--- Start Task material ---

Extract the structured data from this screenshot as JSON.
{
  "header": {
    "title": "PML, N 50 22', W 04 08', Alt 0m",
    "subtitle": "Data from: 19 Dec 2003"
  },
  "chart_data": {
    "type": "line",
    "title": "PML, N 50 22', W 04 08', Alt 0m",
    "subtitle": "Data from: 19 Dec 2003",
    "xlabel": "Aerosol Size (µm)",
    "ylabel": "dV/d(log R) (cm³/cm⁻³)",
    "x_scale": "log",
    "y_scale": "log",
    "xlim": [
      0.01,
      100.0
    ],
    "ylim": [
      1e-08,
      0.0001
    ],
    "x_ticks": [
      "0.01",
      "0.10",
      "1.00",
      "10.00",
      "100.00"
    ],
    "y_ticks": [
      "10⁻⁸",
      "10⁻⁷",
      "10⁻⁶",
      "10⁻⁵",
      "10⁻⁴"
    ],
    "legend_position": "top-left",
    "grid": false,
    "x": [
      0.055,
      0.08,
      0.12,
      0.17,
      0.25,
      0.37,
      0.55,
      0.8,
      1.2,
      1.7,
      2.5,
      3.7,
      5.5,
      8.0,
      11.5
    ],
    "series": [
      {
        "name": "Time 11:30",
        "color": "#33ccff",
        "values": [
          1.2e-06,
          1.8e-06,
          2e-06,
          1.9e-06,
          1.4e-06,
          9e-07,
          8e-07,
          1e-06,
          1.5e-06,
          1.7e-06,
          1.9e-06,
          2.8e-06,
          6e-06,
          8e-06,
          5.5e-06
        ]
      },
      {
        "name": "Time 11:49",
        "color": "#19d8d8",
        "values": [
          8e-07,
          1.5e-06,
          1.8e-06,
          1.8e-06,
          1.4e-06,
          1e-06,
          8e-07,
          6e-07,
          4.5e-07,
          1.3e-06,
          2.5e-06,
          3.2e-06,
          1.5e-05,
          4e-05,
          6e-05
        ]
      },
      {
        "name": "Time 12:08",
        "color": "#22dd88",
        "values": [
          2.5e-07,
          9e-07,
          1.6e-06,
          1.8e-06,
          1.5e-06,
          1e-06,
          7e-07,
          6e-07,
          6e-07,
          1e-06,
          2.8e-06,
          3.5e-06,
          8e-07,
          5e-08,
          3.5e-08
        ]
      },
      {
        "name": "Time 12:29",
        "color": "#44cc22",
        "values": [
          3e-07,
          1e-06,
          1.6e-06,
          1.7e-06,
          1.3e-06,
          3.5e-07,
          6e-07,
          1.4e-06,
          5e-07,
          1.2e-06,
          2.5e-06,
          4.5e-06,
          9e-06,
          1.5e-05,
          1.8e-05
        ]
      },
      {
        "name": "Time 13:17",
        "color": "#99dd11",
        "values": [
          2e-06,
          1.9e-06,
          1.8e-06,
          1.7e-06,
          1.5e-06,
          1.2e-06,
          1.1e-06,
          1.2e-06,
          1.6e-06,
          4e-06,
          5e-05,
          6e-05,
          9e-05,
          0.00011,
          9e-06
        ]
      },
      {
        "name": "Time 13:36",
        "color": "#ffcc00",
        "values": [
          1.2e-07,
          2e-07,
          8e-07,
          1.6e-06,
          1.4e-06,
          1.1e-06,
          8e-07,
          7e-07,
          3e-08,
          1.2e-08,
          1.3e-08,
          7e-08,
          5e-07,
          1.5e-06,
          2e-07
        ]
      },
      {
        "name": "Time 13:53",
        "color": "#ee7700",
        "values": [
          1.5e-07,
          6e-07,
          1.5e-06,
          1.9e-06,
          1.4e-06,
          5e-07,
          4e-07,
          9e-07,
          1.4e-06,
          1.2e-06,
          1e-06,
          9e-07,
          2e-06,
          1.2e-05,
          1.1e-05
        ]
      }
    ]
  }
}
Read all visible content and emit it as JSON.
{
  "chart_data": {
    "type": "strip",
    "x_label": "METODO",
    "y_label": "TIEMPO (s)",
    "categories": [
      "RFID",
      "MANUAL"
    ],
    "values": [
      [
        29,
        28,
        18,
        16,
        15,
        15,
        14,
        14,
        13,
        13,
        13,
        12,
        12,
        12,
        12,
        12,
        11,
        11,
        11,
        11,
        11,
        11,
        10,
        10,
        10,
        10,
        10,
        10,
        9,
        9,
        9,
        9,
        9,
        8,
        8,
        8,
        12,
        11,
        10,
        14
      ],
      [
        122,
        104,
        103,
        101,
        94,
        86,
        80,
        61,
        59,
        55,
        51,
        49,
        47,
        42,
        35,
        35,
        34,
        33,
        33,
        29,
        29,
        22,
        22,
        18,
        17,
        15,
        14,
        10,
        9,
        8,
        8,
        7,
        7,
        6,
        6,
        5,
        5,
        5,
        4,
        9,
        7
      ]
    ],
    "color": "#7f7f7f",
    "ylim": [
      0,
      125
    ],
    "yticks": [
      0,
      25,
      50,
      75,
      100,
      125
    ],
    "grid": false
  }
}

--- End Task material ---

## Task
Find the lines that include the string "name", then copy each of them.

## Full answer
        "name": "Time 11:30",
        "name": "Time 11:49",
        "name": "Time 12:08",
        "name": "Time 12:29",
        "name": "Time 13:17",
        "name": "Time 13:36",
        "name": "Time 13:53",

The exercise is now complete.